#### Problem
Locate each line below that includes "life" and reproduce it.
*** Material for the task ***
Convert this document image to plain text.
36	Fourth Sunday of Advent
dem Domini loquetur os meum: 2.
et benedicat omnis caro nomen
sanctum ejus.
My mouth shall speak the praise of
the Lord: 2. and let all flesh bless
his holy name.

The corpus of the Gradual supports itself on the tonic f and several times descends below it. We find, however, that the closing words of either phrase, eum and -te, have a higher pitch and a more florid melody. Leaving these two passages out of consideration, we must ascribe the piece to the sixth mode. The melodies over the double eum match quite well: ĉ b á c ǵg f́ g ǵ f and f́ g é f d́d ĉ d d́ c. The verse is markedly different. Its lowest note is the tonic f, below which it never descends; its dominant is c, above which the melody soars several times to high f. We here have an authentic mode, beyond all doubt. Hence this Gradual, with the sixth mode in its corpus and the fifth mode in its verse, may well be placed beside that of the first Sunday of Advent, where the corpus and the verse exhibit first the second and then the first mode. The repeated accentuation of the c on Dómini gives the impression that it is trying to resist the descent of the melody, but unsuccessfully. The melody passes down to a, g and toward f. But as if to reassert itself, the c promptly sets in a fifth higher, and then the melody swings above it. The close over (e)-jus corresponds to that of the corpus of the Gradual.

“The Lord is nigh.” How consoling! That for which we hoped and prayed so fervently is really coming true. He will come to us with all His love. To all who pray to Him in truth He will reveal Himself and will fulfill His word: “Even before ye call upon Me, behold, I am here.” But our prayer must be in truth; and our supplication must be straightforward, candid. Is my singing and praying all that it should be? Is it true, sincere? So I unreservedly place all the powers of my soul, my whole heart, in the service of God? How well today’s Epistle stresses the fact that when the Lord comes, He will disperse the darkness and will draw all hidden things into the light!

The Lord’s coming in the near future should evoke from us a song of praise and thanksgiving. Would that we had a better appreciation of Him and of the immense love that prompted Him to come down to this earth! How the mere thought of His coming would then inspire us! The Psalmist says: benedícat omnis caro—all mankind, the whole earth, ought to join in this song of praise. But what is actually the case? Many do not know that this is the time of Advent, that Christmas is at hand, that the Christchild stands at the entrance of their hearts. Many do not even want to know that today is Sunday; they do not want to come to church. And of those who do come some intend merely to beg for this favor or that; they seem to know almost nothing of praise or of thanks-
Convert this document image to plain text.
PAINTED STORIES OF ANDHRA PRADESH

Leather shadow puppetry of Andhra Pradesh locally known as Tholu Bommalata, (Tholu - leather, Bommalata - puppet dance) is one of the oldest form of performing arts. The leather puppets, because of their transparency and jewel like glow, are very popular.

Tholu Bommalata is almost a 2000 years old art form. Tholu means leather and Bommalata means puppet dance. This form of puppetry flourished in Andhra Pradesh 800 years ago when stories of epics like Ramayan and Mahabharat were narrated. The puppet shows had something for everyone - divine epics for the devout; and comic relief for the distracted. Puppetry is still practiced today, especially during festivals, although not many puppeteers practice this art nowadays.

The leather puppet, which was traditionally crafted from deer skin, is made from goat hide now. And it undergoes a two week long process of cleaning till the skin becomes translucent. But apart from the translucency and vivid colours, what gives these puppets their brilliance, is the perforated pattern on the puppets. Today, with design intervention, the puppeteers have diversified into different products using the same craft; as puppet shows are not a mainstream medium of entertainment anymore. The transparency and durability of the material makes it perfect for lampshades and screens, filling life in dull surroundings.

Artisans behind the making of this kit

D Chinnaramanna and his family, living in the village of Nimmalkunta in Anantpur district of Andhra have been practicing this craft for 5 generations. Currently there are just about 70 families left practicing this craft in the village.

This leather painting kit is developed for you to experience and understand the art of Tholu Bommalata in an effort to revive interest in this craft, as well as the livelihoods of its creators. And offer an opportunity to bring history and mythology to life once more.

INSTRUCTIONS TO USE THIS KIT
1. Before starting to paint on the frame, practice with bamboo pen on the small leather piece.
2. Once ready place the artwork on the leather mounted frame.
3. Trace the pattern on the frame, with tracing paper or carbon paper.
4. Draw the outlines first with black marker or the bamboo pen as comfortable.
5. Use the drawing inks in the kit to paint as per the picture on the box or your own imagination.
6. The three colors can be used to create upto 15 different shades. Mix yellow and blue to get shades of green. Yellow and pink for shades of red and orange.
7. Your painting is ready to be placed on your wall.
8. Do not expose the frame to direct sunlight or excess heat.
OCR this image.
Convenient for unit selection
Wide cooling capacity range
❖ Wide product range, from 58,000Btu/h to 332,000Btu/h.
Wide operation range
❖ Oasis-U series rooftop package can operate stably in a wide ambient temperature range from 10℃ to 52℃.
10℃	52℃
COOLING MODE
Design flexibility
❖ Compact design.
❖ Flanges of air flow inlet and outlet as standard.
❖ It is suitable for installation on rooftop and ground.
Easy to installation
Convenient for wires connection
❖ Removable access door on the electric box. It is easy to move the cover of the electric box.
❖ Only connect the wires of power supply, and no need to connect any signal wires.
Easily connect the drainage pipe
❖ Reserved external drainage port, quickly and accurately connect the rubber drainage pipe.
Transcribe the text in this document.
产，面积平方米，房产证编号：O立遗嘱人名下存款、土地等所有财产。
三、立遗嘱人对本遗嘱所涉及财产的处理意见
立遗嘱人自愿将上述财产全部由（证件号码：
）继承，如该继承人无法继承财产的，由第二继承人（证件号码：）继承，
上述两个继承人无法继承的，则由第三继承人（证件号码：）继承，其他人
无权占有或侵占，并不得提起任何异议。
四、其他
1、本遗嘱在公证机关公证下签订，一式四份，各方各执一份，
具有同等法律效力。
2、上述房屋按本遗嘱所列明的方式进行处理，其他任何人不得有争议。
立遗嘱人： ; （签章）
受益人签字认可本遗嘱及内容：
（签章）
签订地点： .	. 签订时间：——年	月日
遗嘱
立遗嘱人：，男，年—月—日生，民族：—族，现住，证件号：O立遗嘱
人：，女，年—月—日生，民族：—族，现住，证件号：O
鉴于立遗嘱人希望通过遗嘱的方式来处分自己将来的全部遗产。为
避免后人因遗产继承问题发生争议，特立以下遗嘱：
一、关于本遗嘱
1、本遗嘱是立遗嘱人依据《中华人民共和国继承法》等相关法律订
***
#### Solution
The leather puppet, which was traditionally crafted from deer skin, is made from goat hide now. And it undergoes a two week long process of cleaning till the skin becomes translucent. But apart from the translucency and vivid colours, what gives these puppets their brilliance, is the perforated pattern on the puppets. Today, with design intervention, the puppeteers have diversified into different products using the same craft; as puppet shows are not a mainstream medium of entertainment anymore. The transparency and durability of the material makes it perfect for lampshades and screens, filling life in dull surroundings.
This leather painting kit is developed for you to experience and understand the art of Tholu Bommalata in an effort to revive interest in this craft, as well as the livelihoods of its creators. And offer an opportunity to bring history and mythology to life once more.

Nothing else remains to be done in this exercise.